**YOUR OBJECTIVE**: Extract the listing below in full, unchanged.

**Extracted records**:
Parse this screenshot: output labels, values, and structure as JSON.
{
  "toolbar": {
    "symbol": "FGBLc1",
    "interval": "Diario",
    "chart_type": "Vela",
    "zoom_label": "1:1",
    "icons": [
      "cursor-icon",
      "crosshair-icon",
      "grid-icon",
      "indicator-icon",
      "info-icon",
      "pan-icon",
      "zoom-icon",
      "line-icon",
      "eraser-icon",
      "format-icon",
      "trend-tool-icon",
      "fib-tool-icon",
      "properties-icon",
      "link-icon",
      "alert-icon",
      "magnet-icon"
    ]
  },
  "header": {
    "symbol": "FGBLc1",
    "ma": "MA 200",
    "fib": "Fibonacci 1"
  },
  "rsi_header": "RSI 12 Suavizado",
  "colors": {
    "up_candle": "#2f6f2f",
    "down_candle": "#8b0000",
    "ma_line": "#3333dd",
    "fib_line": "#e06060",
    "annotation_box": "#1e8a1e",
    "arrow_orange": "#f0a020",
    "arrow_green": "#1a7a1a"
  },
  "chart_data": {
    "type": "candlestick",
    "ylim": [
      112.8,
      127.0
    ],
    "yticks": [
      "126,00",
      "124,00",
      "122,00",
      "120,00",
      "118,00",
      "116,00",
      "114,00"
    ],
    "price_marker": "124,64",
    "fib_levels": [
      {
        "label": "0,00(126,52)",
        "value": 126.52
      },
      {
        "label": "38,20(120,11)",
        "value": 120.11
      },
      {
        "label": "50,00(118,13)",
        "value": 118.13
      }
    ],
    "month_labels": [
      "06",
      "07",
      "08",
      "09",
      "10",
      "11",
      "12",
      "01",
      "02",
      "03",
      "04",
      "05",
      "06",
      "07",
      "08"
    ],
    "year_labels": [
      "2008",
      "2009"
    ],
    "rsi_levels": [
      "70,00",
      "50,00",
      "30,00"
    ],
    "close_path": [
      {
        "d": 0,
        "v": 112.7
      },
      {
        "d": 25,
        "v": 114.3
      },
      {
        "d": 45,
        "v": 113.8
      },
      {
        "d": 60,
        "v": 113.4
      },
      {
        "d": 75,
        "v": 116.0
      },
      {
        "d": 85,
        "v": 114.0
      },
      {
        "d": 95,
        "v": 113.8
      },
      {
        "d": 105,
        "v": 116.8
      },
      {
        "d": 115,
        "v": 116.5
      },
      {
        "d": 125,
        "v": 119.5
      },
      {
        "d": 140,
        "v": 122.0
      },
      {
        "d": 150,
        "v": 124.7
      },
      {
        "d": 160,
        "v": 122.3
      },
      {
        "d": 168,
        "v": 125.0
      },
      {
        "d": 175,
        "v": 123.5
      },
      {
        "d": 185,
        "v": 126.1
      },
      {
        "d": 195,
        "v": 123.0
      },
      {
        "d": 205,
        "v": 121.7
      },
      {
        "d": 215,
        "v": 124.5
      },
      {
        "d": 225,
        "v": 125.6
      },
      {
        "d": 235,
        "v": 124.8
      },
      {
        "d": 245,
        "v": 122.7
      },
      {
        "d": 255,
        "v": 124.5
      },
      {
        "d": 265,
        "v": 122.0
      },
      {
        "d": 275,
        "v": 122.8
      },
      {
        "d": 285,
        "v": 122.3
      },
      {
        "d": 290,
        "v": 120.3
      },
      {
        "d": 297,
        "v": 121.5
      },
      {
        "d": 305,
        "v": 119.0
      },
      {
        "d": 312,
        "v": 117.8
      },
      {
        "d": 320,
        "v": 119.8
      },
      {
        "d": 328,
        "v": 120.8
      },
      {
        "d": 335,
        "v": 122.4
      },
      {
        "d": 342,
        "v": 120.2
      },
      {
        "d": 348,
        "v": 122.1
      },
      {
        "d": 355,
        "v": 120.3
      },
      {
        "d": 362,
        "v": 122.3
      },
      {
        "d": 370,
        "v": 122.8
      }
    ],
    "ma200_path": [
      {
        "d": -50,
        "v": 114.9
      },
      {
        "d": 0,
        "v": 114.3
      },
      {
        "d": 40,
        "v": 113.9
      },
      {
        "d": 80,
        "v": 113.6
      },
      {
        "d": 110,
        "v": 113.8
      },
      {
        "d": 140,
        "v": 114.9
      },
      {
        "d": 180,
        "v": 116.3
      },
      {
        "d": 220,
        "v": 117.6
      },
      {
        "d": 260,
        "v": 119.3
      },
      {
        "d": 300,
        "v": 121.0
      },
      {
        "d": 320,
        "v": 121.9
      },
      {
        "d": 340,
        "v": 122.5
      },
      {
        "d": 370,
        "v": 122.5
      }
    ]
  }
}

**ANSWER**:
Parse this screenshot: output labels, values, and structure as JSON.
{
  "toolbar": {
    "symbol": "FGBLc1",
    "interval": "Diario",
    "chart_type": "Vela",
    "zoom_label": "1:1",
    "icons": [
      "cursor-icon",
      "crosshair-icon",
      "grid-icon",
      "indicator-icon",
      "info-icon",
      "pan-icon",
      "zoom-icon",
      "line-icon",
      "eraser-icon",
      "format-icon",
      "trend-tool-icon",
      "fib-tool-icon",
      "properties-icon",
      "link-icon",
      "alert-icon",
      "magnet-icon"
    ]
  },
  "header": {
    "symbol": "FGBLc1",
    "ma": "MA 200",
    "fib": "Fibonacci 1"
  },
  "rsi_header": "RSI 12 Suavizado",
  "colors": {
    "up_candle": "#2f6f2f",
    "down_candle": "#8b0000",
    "ma_line": "#3333dd",
    "fib_line": "#e06060",
    "annotation_box": "#1e8a1e",
    "arrow_orange": "#f0a020",
    "arrow_green": "#1a7a1a"
  },
  "chart_data": {
    "type": "candlestick",
    "ylim": [
      112.8,
      127.0
    ],
    "yticks": [
      "126,00",
      "124,00",
      "122,00",
      "120,00",
      "118,00",
      "116,00",
      "114,00"
    ],
    "price_marker": "124,64",
    "fib_levels": [
      {
        "label": "0,00(126,52)",
        "value": 126.52
      },
      {
        "label": "38,20(120,11)",
        "value": 120.11
      },
      {
        "label": "50,00(118,13)",
        "value": 118.13
      }
    ],
    "month_labels": [
      "06",
      "07",
      "08",
      "09",
      "10",
      "11",
      "12",
      "01",
      "02",
      "03",
      "04",
      "05",
      "06",
      "07",
      "08"
    ],
    "year_labels": [
      "2008",
      "2009"
    ],
    "rsi_levels": [
      "70,00",
      "50,00",
      "30,00"
    ],
    "close_path": [
      {
        "d": 0,
        "v": 112.7
      },
      {
        "d": 25,
        "v": 114.3
      },
      {
        "d": 45,
        "v": 113.8
      },
      {
        "d": 60,
        "v": 113.4
      },
      {
        "d": 75,
        "v": 116.0
      },
      {
        "d": 85,
        "v": 114.0
      },
      {
        "d": 95,
        "v": 113.8
      },
      {
        "d": 105,
        "v": 116.8
      },
      {
        "d": 115,
        "v": 116.5
      },
      {
        "d": 125,
        "v": 119.5
      },
      {
        "d": 140,
        "v": 122.0
      },
      {
        "d": 150,
        "v": 124.7
      },
      {
        "d": 160,
        "v": 122.3
      },
      {
        "d": 168,
        "v": 125.0
      },
      {
        "d": 175,
        "v": 123.5
      },
      {
        "d": 185,
        "v": 126.1
      },
      {
        "d": 195,
        "v": 123.0
      },
      {
        "d": 205,
        "v": 121.7
      },
      {
        "d": 215,
        "v": 124.5
      },
      {
        "d": 225,
        "v": 125.6
      },
      {
        "d": 235,
        "v": 124.8
      },
      {
        "d": 245,
        "v": 122.7
      },
      {
        "d": 255,
        "v": 124.5
      },
      {
        "d": 265,
        "v": 122.0
      },
      {
        "d": 275,
        "v": 122.8
      },
      {
        "d": 285,
        "v": 122.3
      },
      {
        "d": 290,
        "v": 120.3
      },
      {
        "d": 297,
        "v": 121.5
      },
      {
        "d": 305,
        "v": 119.0
      },
      {
        "d": 312,
        "v": 117.8
      },
      {
        "d": 320,
        "v": 119.8
      },
      {
        "d": 328,
        "v": 120.8
      },
      {
        "d": 335,
        "v": 122.4
      },
      {
        "d": 342,
        "v": 120.2
      },
      {
        "d": 348,
        "v": 122.1
      },
      {
        "d": 355,
        "v": 120.3
      },
      {
        "d": 362,
        "v": 122.3
      },
      {
        "d": 370,
        "v": 122.8
      }
    ],
    "ma200_path": [
      {
        "d": -50,
        "v": 114.9
      },
      {
        "d": 0,
        "v": 114.3
      },
      {
        "d": 40,
        "v": 113.9
      },
      {
        "d": 80,
        "v": 113.6
      },
      {
        "d": 110,
        "v": 113.8
      },
      {
        "d": 140,
        "v": 114.9
      },
      {
        "d": 180,
        "v": 116.3
      },
      {
        "d": 220,
        "v": 117.6
      },
      {
        "d": 260,
        "v": 119.3
      },
      {
        "d": 300,
        "v": 121.0
      },
      {
        "d": 320,
        "v": 121.9
      },
      {
        "d": 340,
        "v": 122.5
      },
      {
        "d": 370,
        "v": 122.5
      }
    ]
  }
}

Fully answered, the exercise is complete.